> _Aim_: Copy each line containing the word "JSON" from the records that follow, please.

Items listed in a dataset:
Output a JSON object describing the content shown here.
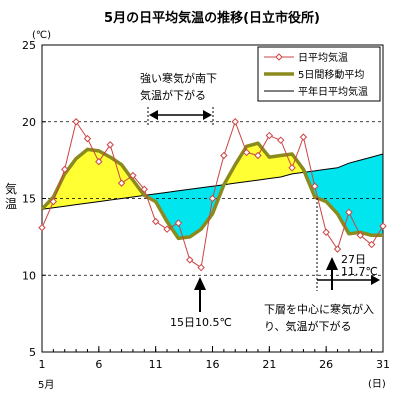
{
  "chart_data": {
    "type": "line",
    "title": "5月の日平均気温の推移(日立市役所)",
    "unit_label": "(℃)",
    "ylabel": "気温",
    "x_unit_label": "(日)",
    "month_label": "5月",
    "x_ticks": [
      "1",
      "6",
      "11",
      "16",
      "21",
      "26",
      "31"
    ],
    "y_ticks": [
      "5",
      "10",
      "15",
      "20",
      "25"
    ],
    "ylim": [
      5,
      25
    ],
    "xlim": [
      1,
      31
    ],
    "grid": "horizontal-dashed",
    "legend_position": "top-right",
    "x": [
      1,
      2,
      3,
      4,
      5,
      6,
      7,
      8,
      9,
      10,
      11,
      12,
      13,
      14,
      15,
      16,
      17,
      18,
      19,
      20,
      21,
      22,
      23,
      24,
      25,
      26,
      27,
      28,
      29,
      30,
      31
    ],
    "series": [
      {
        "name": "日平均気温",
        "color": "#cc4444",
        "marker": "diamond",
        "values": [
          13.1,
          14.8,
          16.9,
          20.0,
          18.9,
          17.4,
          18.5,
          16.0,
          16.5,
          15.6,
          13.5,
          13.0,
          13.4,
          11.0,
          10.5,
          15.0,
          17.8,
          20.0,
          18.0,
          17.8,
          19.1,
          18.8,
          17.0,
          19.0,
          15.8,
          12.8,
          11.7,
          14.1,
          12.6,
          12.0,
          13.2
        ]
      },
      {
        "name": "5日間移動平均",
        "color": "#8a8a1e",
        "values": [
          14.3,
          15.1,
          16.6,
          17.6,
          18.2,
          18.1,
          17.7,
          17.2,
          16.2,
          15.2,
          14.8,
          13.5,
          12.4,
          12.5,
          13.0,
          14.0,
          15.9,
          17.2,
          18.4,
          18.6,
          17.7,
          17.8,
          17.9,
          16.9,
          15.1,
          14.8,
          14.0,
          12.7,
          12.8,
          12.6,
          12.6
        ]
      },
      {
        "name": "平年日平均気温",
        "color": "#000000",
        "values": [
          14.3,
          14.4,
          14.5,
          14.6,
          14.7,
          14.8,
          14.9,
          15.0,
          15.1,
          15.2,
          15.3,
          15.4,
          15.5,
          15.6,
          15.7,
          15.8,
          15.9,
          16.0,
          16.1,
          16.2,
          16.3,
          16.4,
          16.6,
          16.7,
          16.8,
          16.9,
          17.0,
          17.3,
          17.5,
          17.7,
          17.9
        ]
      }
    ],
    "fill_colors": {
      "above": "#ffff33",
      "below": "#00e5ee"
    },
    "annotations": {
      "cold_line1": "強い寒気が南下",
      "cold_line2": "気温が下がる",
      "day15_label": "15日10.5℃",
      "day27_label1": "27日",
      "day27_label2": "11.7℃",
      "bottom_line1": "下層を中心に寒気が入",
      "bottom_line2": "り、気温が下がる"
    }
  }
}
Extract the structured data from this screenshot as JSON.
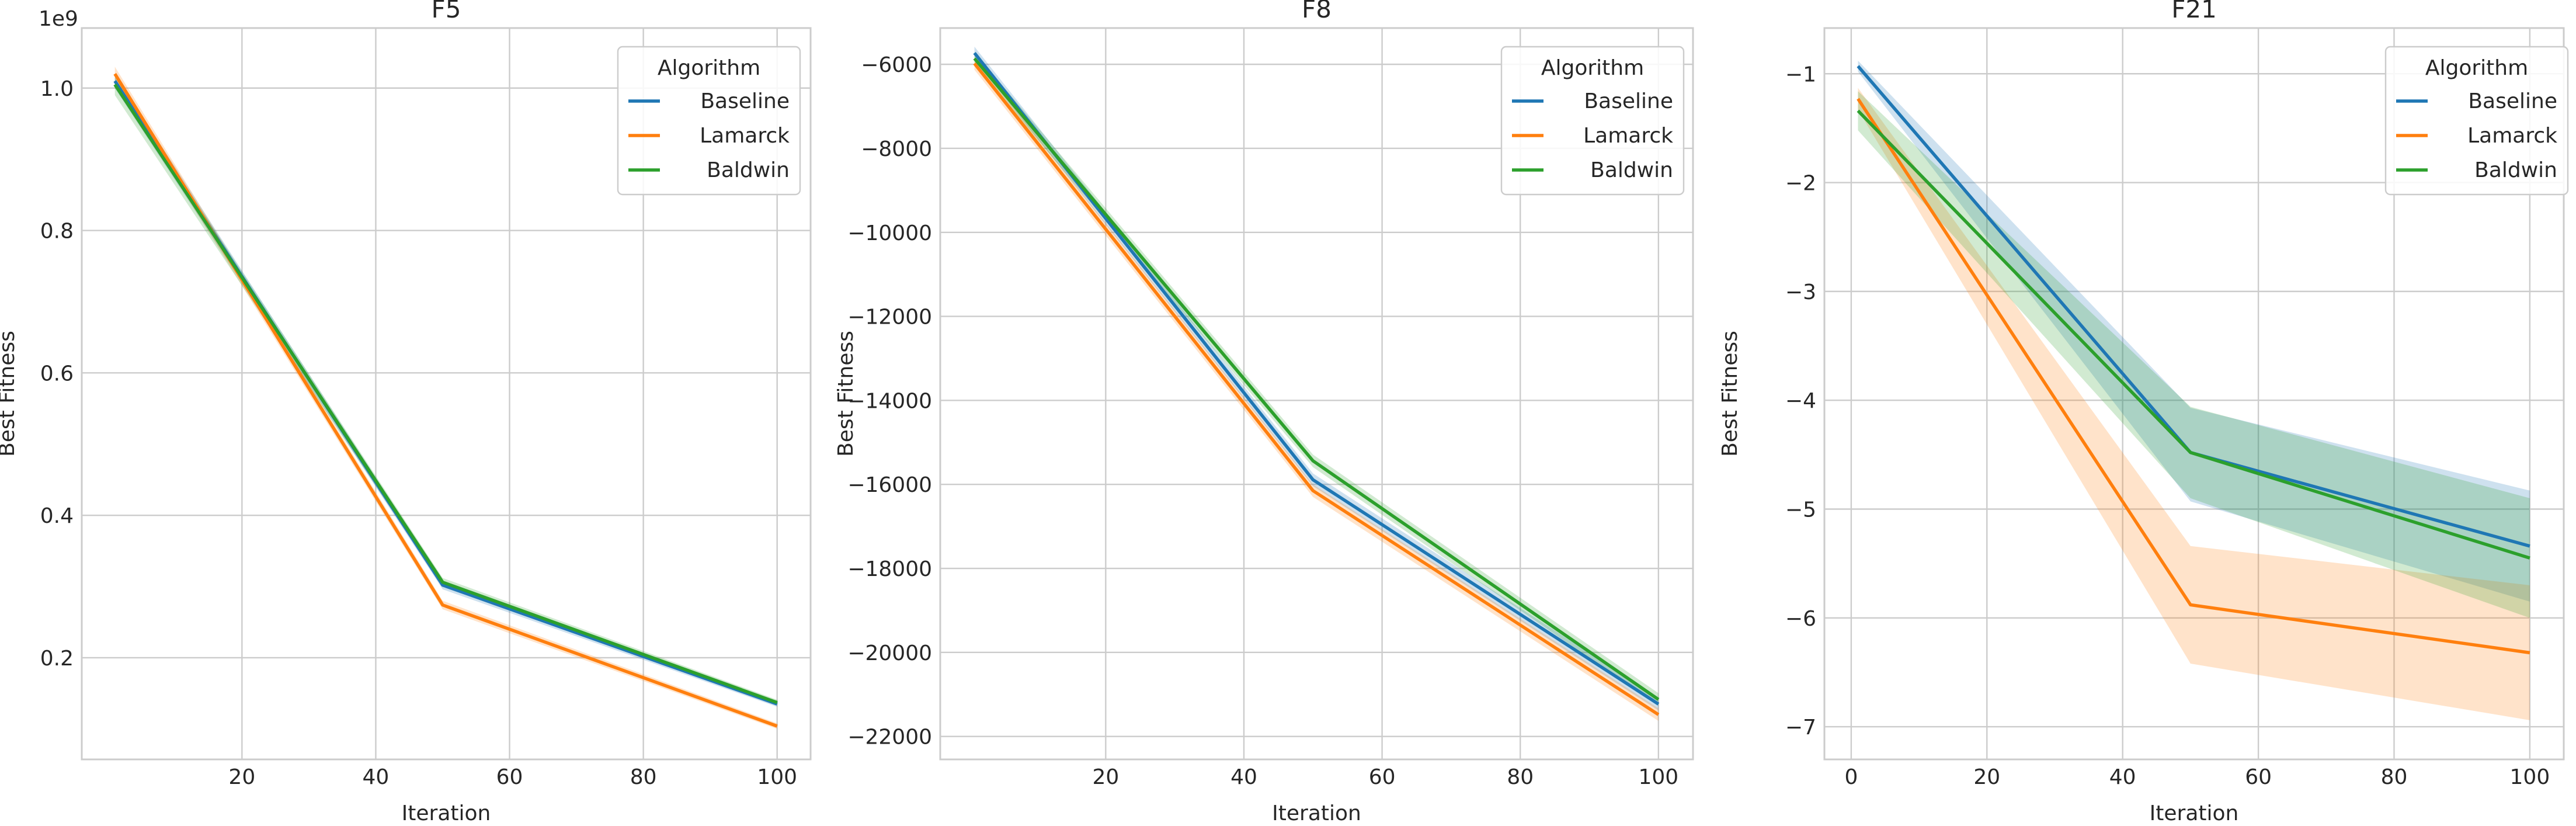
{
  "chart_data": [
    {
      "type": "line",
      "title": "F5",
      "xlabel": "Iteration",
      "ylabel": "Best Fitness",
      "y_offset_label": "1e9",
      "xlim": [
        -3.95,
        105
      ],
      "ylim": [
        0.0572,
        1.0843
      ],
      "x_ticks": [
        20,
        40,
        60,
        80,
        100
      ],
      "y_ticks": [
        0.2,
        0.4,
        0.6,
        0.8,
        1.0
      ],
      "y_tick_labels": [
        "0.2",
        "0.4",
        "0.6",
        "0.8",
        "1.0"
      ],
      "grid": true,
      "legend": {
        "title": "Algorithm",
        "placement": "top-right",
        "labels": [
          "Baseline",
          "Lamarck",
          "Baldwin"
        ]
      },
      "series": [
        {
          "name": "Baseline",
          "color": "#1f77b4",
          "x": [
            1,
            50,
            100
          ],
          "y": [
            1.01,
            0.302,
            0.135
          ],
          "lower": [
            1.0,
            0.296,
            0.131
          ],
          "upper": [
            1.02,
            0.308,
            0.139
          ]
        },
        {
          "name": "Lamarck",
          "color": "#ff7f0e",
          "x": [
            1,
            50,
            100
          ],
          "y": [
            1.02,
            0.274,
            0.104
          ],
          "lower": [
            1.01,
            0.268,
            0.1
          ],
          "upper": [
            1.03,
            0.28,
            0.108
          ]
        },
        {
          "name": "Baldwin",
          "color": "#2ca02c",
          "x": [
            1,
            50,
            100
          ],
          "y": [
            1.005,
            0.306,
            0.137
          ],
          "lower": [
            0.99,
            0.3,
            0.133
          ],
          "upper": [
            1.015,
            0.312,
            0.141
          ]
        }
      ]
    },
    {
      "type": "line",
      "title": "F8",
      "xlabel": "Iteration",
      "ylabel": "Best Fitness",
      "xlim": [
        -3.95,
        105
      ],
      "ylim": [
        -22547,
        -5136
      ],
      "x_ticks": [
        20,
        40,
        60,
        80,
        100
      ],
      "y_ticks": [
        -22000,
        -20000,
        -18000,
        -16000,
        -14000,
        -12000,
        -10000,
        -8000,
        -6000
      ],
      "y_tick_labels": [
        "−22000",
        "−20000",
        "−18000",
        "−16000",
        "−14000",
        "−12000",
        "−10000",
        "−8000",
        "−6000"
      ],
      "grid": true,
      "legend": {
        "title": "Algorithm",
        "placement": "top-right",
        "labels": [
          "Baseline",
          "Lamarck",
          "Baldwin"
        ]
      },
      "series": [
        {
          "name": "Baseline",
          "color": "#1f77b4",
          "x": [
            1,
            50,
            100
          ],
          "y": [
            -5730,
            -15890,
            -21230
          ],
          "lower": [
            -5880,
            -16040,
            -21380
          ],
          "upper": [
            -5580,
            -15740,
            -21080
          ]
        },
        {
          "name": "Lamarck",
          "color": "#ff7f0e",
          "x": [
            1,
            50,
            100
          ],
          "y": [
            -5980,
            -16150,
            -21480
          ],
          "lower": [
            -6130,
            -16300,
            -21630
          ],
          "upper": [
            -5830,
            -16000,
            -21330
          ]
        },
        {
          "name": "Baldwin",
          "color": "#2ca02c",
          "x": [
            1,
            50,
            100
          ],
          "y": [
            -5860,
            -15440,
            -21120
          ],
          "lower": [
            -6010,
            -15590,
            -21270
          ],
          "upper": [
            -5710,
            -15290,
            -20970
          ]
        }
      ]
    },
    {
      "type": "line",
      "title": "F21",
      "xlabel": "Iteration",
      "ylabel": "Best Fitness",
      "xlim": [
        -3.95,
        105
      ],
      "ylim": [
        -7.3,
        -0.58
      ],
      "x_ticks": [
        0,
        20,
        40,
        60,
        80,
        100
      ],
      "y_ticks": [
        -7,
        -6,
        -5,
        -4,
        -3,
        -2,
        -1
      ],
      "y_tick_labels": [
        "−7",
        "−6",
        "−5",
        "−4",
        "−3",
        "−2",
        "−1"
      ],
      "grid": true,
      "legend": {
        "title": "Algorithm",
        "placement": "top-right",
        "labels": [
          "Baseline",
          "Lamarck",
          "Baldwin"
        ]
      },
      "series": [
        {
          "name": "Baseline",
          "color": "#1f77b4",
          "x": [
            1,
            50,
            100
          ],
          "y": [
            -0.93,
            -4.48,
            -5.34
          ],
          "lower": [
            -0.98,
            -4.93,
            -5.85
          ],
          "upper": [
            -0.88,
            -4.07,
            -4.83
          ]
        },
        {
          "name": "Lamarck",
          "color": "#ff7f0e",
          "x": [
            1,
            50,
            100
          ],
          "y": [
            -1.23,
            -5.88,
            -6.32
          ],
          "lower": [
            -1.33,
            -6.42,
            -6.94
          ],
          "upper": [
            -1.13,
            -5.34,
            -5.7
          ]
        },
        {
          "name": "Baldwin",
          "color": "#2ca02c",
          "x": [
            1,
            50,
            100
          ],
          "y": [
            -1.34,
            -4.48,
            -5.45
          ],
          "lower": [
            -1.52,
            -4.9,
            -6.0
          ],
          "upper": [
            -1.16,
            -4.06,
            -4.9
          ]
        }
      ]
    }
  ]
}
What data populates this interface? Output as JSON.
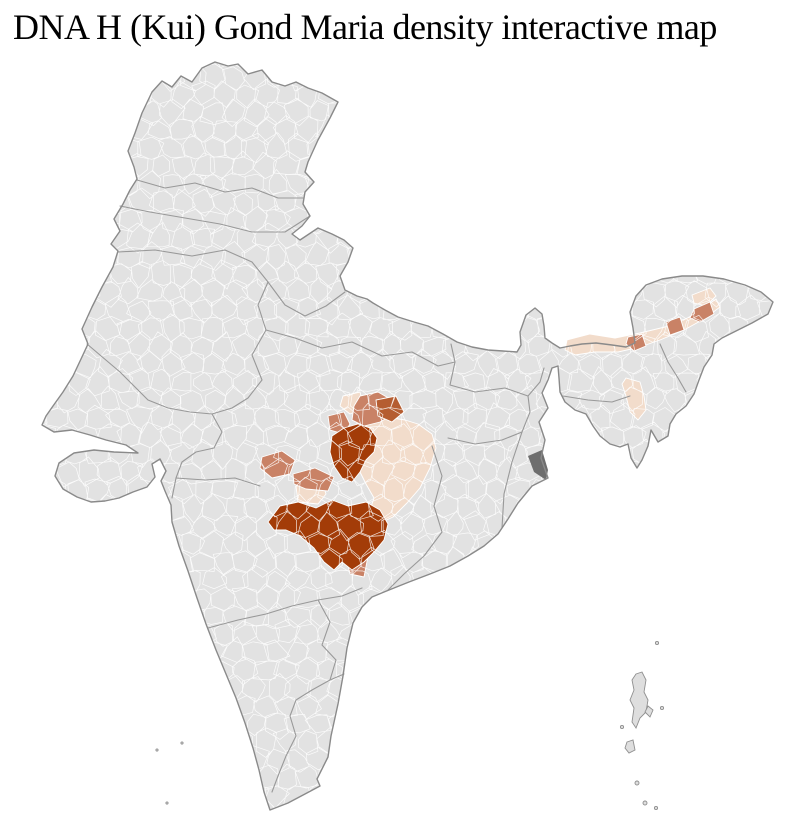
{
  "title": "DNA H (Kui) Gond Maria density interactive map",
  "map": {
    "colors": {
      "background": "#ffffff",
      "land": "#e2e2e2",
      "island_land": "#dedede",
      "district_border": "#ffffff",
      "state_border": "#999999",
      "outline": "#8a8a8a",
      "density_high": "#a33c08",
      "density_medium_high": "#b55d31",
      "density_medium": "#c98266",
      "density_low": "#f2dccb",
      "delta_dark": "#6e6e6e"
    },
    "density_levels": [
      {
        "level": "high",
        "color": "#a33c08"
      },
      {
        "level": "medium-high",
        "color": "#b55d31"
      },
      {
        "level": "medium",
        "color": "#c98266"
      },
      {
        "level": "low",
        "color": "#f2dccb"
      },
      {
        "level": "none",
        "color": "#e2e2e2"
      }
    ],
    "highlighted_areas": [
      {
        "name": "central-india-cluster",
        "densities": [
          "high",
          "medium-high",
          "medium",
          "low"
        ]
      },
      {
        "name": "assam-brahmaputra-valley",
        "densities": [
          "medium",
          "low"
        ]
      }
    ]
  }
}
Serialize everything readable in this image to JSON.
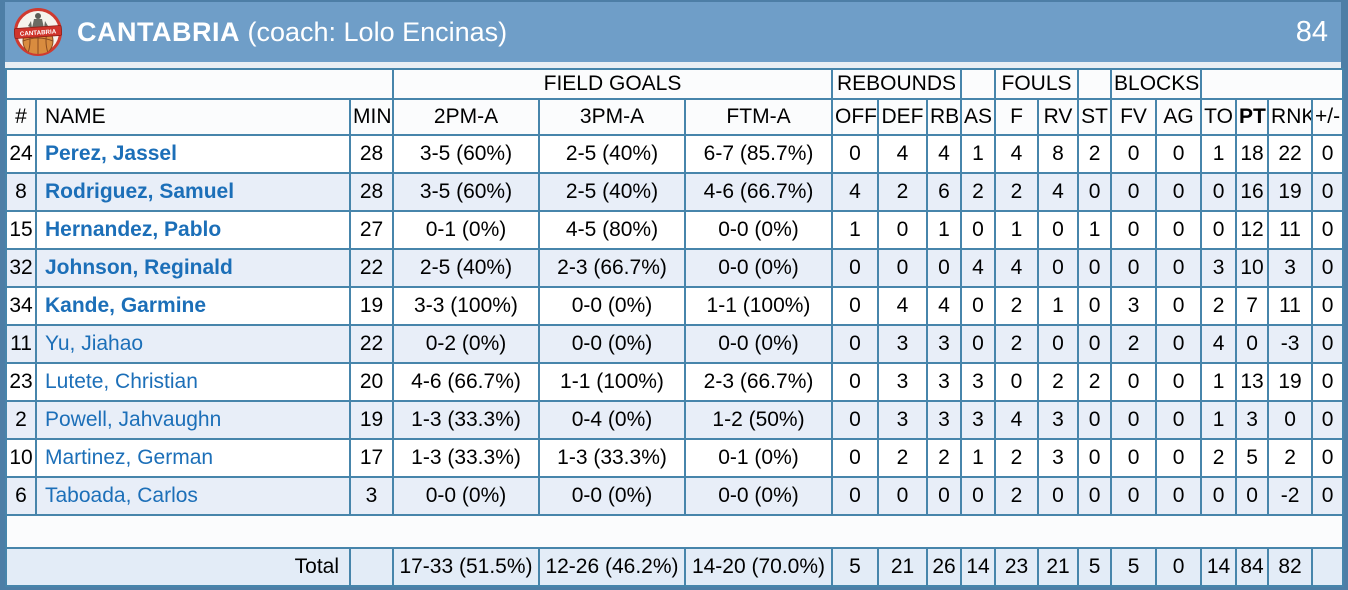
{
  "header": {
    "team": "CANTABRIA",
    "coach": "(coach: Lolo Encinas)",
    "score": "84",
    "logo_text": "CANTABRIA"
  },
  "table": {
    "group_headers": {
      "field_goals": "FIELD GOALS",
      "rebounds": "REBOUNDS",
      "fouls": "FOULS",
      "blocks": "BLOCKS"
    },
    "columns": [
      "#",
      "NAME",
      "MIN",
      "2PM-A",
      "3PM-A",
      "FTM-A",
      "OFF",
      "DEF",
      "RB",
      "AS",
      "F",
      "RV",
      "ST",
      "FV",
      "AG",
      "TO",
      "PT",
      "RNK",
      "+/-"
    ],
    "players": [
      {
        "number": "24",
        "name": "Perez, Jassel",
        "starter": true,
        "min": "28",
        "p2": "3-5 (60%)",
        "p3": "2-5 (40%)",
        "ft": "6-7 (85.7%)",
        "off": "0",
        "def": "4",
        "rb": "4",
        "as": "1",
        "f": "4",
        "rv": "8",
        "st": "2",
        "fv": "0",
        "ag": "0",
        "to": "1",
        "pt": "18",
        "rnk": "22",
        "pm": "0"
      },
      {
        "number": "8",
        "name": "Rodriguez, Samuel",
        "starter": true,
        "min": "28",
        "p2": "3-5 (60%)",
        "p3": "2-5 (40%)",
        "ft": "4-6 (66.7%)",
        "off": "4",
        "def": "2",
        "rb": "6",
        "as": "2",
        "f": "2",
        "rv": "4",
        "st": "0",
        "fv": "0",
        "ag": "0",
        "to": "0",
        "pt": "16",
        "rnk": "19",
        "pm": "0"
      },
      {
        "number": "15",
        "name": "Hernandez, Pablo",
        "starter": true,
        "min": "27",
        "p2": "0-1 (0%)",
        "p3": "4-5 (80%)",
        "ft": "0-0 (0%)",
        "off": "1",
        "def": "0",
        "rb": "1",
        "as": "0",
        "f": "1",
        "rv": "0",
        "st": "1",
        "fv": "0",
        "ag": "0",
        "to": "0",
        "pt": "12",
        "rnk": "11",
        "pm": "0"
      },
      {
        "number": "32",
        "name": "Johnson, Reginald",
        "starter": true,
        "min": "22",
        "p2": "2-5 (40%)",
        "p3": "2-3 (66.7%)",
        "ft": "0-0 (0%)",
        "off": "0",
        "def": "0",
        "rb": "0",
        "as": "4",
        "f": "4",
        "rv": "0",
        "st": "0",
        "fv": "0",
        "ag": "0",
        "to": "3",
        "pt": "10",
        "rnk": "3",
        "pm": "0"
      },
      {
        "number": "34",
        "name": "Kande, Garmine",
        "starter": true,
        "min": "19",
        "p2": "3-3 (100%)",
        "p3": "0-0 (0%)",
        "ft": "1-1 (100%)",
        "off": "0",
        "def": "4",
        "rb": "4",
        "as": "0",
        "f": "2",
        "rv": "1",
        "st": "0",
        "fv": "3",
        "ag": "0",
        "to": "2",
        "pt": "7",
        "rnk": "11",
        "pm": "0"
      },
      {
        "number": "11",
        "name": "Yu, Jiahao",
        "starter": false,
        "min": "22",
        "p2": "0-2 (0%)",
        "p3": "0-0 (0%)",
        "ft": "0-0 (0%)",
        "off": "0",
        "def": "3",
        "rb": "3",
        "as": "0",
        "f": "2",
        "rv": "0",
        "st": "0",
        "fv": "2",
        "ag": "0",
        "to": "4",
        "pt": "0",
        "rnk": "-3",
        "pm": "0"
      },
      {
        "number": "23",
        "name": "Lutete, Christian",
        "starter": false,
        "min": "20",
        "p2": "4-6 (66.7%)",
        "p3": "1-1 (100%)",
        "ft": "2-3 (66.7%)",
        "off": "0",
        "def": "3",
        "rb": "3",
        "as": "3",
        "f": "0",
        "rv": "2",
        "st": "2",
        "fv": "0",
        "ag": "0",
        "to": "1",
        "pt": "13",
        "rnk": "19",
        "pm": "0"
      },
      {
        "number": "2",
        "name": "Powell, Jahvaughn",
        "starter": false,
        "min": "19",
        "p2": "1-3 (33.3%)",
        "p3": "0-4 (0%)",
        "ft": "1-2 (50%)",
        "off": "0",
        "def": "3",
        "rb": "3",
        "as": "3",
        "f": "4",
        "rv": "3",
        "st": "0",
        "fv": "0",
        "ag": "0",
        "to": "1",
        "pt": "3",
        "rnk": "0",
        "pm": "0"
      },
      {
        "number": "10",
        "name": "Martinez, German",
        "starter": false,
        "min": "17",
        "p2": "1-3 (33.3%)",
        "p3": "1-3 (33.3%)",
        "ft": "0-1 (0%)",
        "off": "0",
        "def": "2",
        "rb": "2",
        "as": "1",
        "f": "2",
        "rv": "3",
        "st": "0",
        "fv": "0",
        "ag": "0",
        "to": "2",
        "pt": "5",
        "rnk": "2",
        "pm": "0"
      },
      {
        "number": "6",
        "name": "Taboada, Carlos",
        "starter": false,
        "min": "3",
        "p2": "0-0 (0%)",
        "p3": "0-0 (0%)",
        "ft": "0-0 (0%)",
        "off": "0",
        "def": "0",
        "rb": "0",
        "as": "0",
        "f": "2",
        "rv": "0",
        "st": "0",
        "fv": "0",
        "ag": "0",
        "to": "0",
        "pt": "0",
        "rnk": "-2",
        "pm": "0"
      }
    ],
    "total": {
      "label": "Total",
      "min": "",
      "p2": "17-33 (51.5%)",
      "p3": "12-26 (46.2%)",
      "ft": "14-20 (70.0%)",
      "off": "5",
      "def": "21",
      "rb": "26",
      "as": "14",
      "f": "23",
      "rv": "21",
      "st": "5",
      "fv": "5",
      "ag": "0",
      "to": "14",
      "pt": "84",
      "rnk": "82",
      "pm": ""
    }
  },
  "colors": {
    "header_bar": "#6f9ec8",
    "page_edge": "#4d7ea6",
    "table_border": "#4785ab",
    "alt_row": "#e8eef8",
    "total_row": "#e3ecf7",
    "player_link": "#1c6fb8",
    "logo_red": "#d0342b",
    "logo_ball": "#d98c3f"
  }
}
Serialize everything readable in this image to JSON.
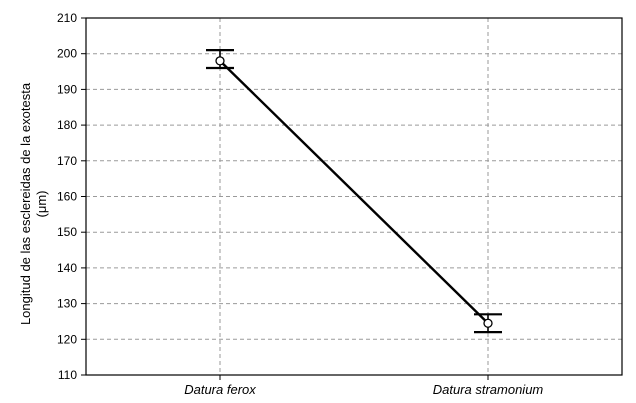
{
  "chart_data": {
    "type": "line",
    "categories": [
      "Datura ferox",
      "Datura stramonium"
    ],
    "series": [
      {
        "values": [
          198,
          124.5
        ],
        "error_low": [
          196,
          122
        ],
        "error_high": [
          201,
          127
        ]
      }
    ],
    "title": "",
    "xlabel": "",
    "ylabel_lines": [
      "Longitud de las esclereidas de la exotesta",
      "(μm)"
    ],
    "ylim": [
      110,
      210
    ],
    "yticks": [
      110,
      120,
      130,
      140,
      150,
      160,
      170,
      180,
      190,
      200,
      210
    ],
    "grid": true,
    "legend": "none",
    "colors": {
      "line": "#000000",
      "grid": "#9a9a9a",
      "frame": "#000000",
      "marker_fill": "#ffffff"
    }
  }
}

> _Correct answer_:
Output a JSON object describing the content shown here.
Extract the structured data from this screenshot as JSON.
What data populates this interface? Output as JSON.
Serialize everything readable in this image to JSON.
Serialize everything readable in this image to JSON.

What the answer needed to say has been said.